Output every line of the material exactly, omitting images.

[Figure data in JSON]
+--

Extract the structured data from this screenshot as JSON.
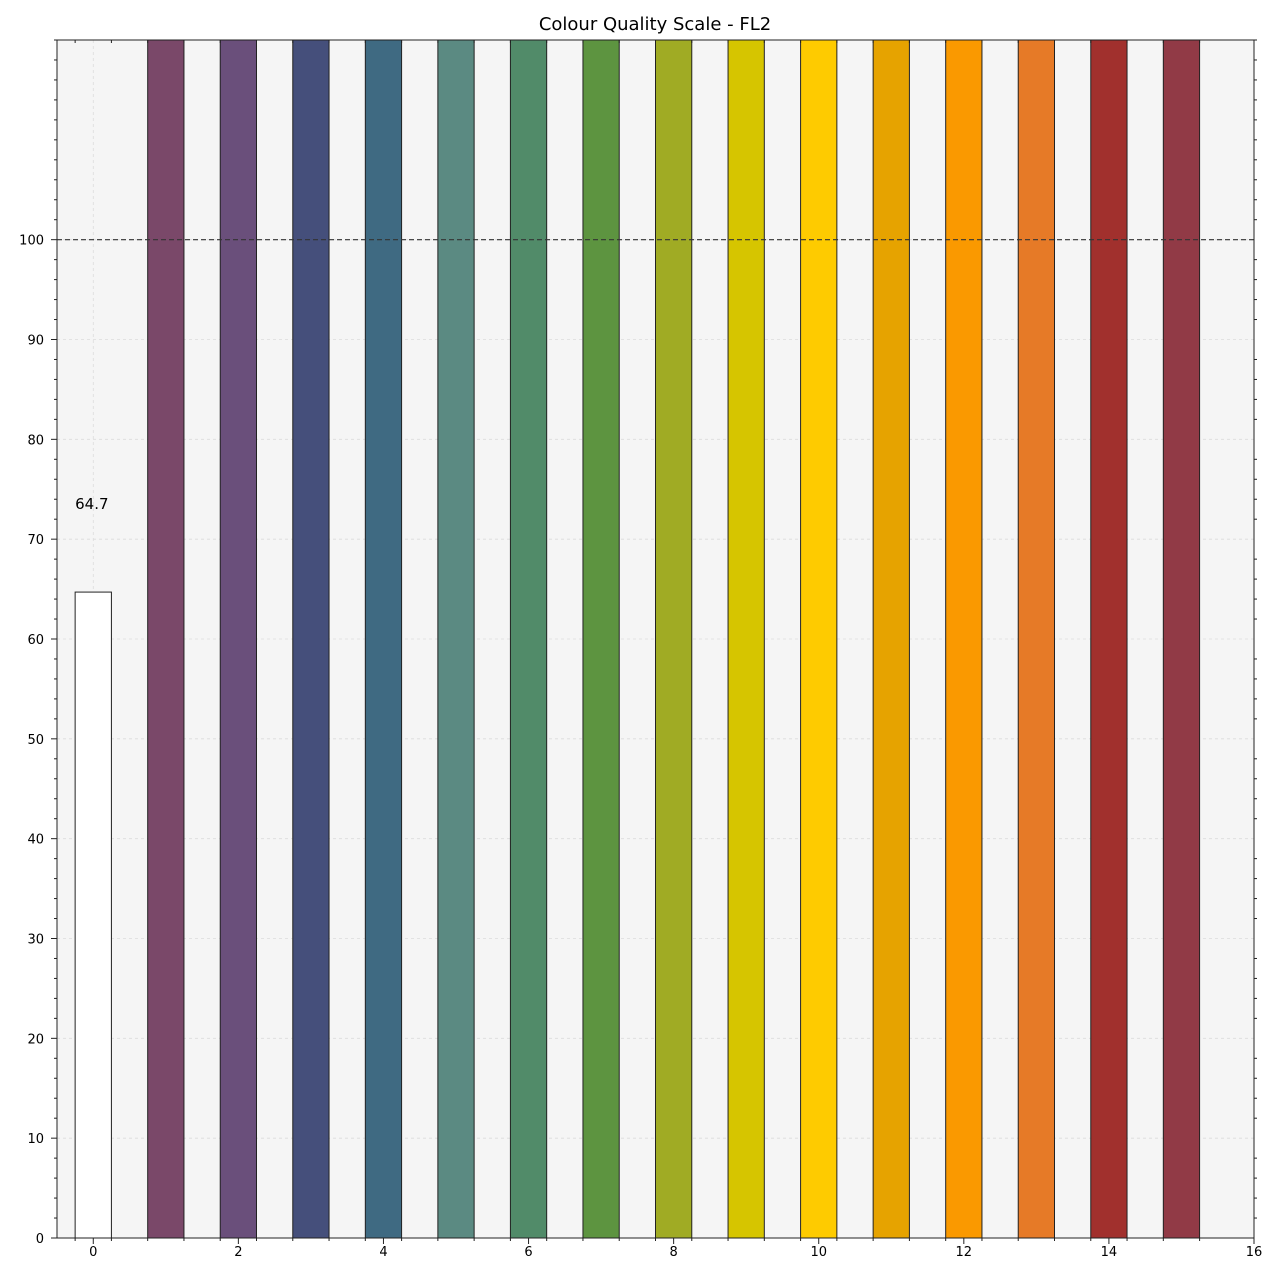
{
  "chart_data": {
    "type": "bar",
    "title": "Colour Quality Scale - FL2",
    "xlabel": "",
    "ylabel": "",
    "xlim": [
      -0.5,
      16
    ],
    "ylim": [
      0,
      120
    ],
    "xticks": [
      0,
      2,
      4,
      6,
      8,
      10,
      12,
      14,
      16
    ],
    "yticks": [
      0,
      10,
      20,
      30,
      40,
      50,
      60,
      70,
      80,
      90,
      100
    ],
    "reference_line": 100,
    "grid": true,
    "bars": [
      {
        "x": 0,
        "value": 64.7,
        "color": "#ffffff",
        "label": "64.7"
      },
      {
        "x": 1,
        "value": 120,
        "color": "#7a4869"
      },
      {
        "x": 2,
        "value": 120,
        "color": "#6a4f7b"
      },
      {
        "x": 3,
        "value": 120,
        "color": "#454f7b"
      },
      {
        "x": 4,
        "value": 120,
        "color": "#3f6a82"
      },
      {
        "x": 5,
        "value": 120,
        "color": "#5b8a82"
      },
      {
        "x": 6,
        "value": 120,
        "color": "#518b69"
      },
      {
        "x": 7,
        "value": 120,
        "color": "#5d9440"
      },
      {
        "x": 8,
        "value": 120,
        "color": "#a0ab24"
      },
      {
        "x": 9,
        "value": 120,
        "color": "#d6c500"
      },
      {
        "x": 10,
        "value": 120,
        "color": "#fecb00"
      },
      {
        "x": 11,
        "value": 120,
        "color": "#e6a300"
      },
      {
        "x": 12,
        "value": 120,
        "color": "#fa9900"
      },
      {
        "x": 13,
        "value": 120,
        "color": "#e67a27"
      },
      {
        "x": 14,
        "value": 120,
        "color": "#a1302d"
      },
      {
        "x": 15,
        "value": 120,
        "color": "#913a46"
      }
    ]
  }
}
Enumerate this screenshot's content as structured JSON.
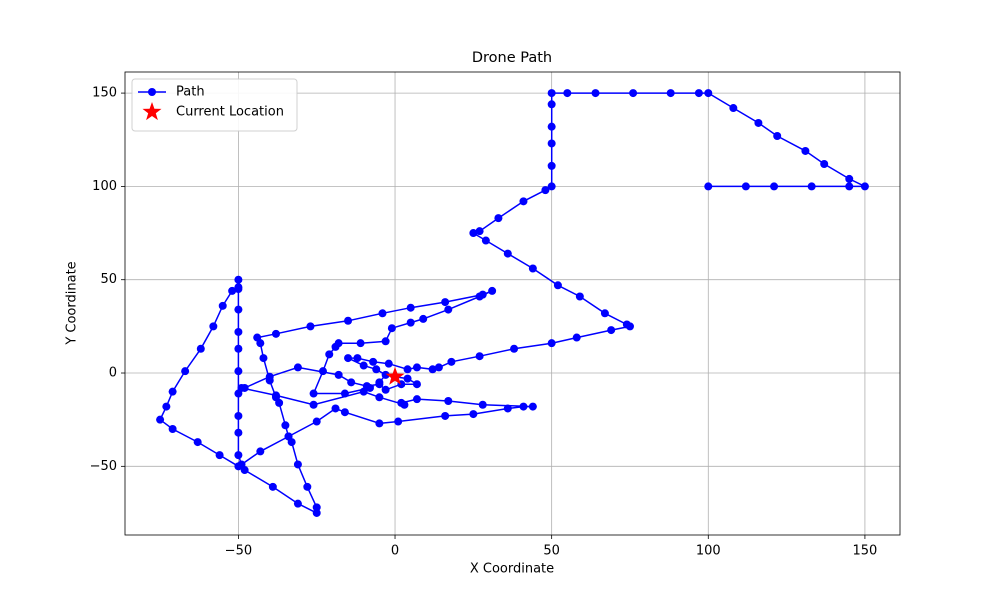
{
  "chart_data": {
    "type": "line",
    "title": "Drone Path",
    "x_label": "X Coordinate",
    "y_label": "Y Coordinate",
    "xlim": [
      -86.2,
      161.2
    ],
    "ylim": [
      -86.8,
      161.3
    ],
    "xticks": [
      {
        "value": -50,
        "label": "−50"
      },
      0,
      50,
      100,
      150
    ],
    "yticks": [
      {
        "value": -50,
        "label": "−50"
      },
      0,
      50,
      100,
      150
    ],
    "grid": true,
    "legend": "upper left",
    "series": [
      {
        "name": "Path",
        "color": "#0000ff",
        "marker": "circle",
        "x": [
          100,
          112,
          121,
          133,
          145,
          150,
          145,
          137,
          131,
          122,
          116,
          108,
          100,
          97,
          88,
          76,
          64,
          55,
          50,
          50,
          50,
          50,
          50,
          50,
          48,
          41,
          33,
          27,
          25,
          29,
          36,
          44,
          52,
          59,
          67,
          74,
          75,
          69,
          58,
          50,
          38,
          27,
          18,
          14,
          12,
          7,
          4,
          -2,
          -7,
          -12,
          -15,
          -10,
          -6,
          -3,
          -5,
          -8,
          -16,
          -26,
          -23,
          -21,
          -19,
          -18,
          -11,
          -3,
          -1,
          5,
          9,
          17,
          27,
          31,
          28,
          16,
          5,
          -4,
          -15,
          -27,
          -38,
          -44,
          -43,
          -42,
          -40,
          -38,
          -37,
          -35,
          -34,
          -33,
          -31,
          -28,
          -25,
          -25,
          -31,
          -39,
          -48,
          -50,
          -56,
          -63,
          -71,
          -75,
          -73,
          -71,
          -67,
          -62,
          -58,
          -55,
          -52,
          -50,
          -50,
          -50,
          -50,
          -50,
          -50,
          -50,
          -50,
          -50,
          -50,
          -50,
          -49,
          -43,
          -34,
          -25,
          -19,
          -16,
          -5,
          1,
          16,
          25,
          36,
          41,
          44,
          28,
          17,
          7,
          2,
          3,
          -5,
          -10,
          -26,
          -38,
          -49,
          -48,
          -40,
          -31,
          -18,
          -14,
          -9,
          -5,
          -3,
          2,
          7,
          4,
          0
        ],
        "y": [
          100,
          100,
          100,
          100,
          100,
          100,
          104,
          112,
          119,
          127,
          134,
          142,
          150,
          150,
          150,
          150,
          150,
          150,
          150,
          144,
          132,
          123,
          111,
          100,
          98,
          92,
          83,
          76,
          75,
          71,
          64,
          56,
          47,
          41,
          32,
          26,
          25,
          23,
          19,
          16,
          13,
          9,
          6,
          3,
          2,
          3,
          2,
          5,
          6,
          8,
          8,
          4,
          2,
          -1,
          -5,
          -8,
          -11,
          -11,
          1,
          10,
          14,
          16,
          16,
          17,
          24,
          27,
          29,
          34,
          41,
          44,
          42,
          38,
          35,
          32,
          28,
          25,
          21,
          19,
          16,
          8,
          -4,
          -13,
          -16,
          -28,
          -34,
          -37,
          -49,
          -61,
          -72,
          -75,
          -70,
          -61,
          -52,
          -50,
          -44,
          -37,
          -30,
          -25,
          -18,
          -10,
          1,
          13,
          25,
          36,
          44,
          46,
          50,
          45,
          34,
          22,
          13,
          1,
          -11,
          -23,
          -32,
          -44,
          -49,
          -42,
          -34,
          -26,
          -19,
          -21,
          -27,
          -26,
          -23,
          -22,
          -19,
          -18,
          -18,
          -17,
          -15,
          -14,
          -16,
          -17,
          -13,
          -10,
          -17,
          -12,
          -8,
          -8,
          -2,
          3,
          -1,
          -5,
          -7,
          -6,
          -9,
          -6,
          -6,
          -3,
          -2
        ]
      },
      {
        "name": "Current Location",
        "color": "#ff0000",
        "marker": "star",
        "x": [
          0
        ],
        "y": [
          -2
        ]
      }
    ]
  }
}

+--

§ **Final result**:
Extract the structured data from this screenshot as JSON.
{
  "chart_data": {
    "type": "bar",
    "title": "Colour Quality Scale - FL2",
    "xlabel": "",
    "ylabel": "",
    "xlim": [
      -0.5,
      16
    ],
    "ylim": [
      0,
      120
    ],
    "xticks": [
      0,
      2,
      4,
      6,
      8,
      10,
      12,
      14,
      16
    ],
    "yticks": [
      0,
      10,
      20,
      30,
      40,
      50,
      60,
      70,
      80,
      90,
      100
    ],
    "reference_line": 100,
    "grid": true,
    "bars": [
      {
        "x": 0,
        "value": 64.7,
        "color": "#ffffff",
        "label": "64.7"
      },
      {
        "x": 1,
        "value": 120,
        "color": "#7a4869"
      },
      {
        "x": 2,
        "value": 120,
        "color": "#6a4f7b"
      },
      {
        "x": 3,
        "value": 120,
        "color": "#454f7b"
      },
      {
        "x": 4,
        "value": 120,
        "color": "#3f6a82"
      },
      {
        "x": 5,
        "value": 120,
        "color": "#5b8a82"
      },
      {
        "x": 6,
        "value": 120,
        "color": "#518b69"
      },
      {
        "x": 7,
        "value": 120,
        "color": "#5d9440"
      },
      {
        "x": 8,
        "value": 120,
        "color": "#a0ab24"
      },
      {
        "x": 9,
        "value": 120,
        "color": "#d6c500"
      },
      {
        "x": 10,
        "value": 120,
        "color": "#fecb00"
      },
      {
        "x": 11,
        "value": 120,
        "color": "#e6a300"
      },
      {
        "x": 12,
        "value": 120,
        "color": "#fa9900"
      },
      {
        "x": 13,
        "value": 120,
        "color": "#e67a27"
      },
      {
        "x": 14,
        "value": 120,
        "color": "#a1302d"
      },
      {
        "x": 15,
        "value": 120,
        "color": "#913a46"
      }
    ]
  }
}
Enumerate this screenshot's content as structured JSON.
{
  "chart_data": {
    "type": "line",
    "title": "Drone Path",
    "x_label": "X Coordinate",
    "y_label": "Y Coordinate",
    "xlim": [
      -86.2,
      161.2
    ],
    "ylim": [
      -86.8,
      161.3
    ],
    "xticks": [
      {
        "value": -50,
        "label": "−50"
      },
      0,
      50,
      100,
      150
    ],
    "yticks": [
      {
        "value": -50,
        "label": "−50"
      },
      0,
      50,
      100,
      150
    ],
    "grid": true,
    "legend": "upper left",
    "series": [
      {
        "name": "Path",
        "color": "#0000ff",
        "marker": "circle",
        "x": [
          100,
          112,
          121,
          133,
          145,
          150,
          145,
          137,
          131,
          122,
          116,
          108,
          100,
          97,
          88,
          76,
          64,
          55,
          50,
          50,
          50,
          50,
          50,
          50,
          48,
          41,
          33,
          27,
          25,
          29,
          36,
          44,
          52,
          59,
          67,
          74,
          75,
          69,
          58,
          50,
          38,
          27,
          18,
          14,
          12,
          7,
          4,
          -2,
          -7,
          -12,
          -15,
          -10,
          -6,
          -3,
          -5,
          -8,
          -16,
          -26,
          -23,
          -21,
          -19,
          -18,
          -11,
          -3,
          -1,
          5,
          9,
          17,
          27,
          31,
          28,
          16,
          5,
          -4,
          -15,
          -27,
          -38,
          -44,
          -43,
          -42,
          -40,
          -38,
          -37,
          -35,
          -34,
          -33,
          -31,
          -28,
          -25,
          -25,
          -31,
          -39,
          -48,
          -50,
          -56,
          -63,
          -71,
          -75,
          -73,
          -71,
          -67,
          -62,
          -58,
          -55,
          -52,
          -50,
          -50,
          -50,
          -50,
          -50,
          -50,
          -50,
          -50,
          -50,
          -50,
          -50,
          -49,
          -43,
          -34,
          -25,
          -19,
          -16,
          -5,
          1,
          16,
          25,
          36,
          41,
          44,
          28,
          17,
          7,
          2,
          3,
          -5,
          -10,
          -26,
          -38,
          -49,
          -48,
          -40,
          -31,
          -18,
          -14,
          -9,
          -5,
          -3,
          2,
          7,
          4,
          0
        ],
        "y": [
          100,
          100,
          100,
          100,
          100,
          100,
          104,
          112,
          119,
          127,
          134,
          142,
          150,
          150,
          150,
          150,
          150,
          150,
          150,
          144,
          132,
          123,
          111,
          100,
          98,
          92,
          83,
          76,
          75,
          71,
          64,
          56,
          47,
          41,
          32,
          26,
          25,
          23,
          19,
          16,
          13,
          9,
          6,
          3,
          2,
          3,
          2,
          5,
          6,
          8,
          8,
          4,
          2,
          -1,
          -5,
          -8,
          -11,
          -11,
          1,
          10,
          14,
          16,
          16,
          17,
          24,
          27,
          29,
          34,
          41,
          44,
          42,
          38,
          35,
          32,
          28,
          25,
          21,
          19,
          16,
          8,
          -4,
          -13,
          -16,
          -28,
          -34,
          -37,
          -49,
          -61,
          -72,
          -75,
          -70,
          -61,
          -52,
          -50,
          -44,
          -37,
          -30,
          -25,
          -18,
          -10,
          1,
          13,
          25,
          36,
          44,
          46,
          50,
          45,
          34,
          22,
          13,
          1,
          -11,
          -23,
          -32,
          -44,
          -49,
          -42,
          -34,
          -26,
          -19,
          -21,
          -27,
          -26,
          -23,
          -22,
          -19,
          -18,
          -18,
          -17,
          -15,
          -14,
          -16,
          -17,
          -13,
          -10,
          -17,
          -12,
          -8,
          -8,
          -2,
          3,
          -1,
          -5,
          -7,
          -6,
          -9,
          -6,
          -6,
          -3,
          -2
        ]
      },
      {
        "name": "Current Location",
        "color": "#ff0000",
        "marker": "star",
        "x": [
          0
        ],
        "y": [
          -2
        ]
      }
    ]
  }
}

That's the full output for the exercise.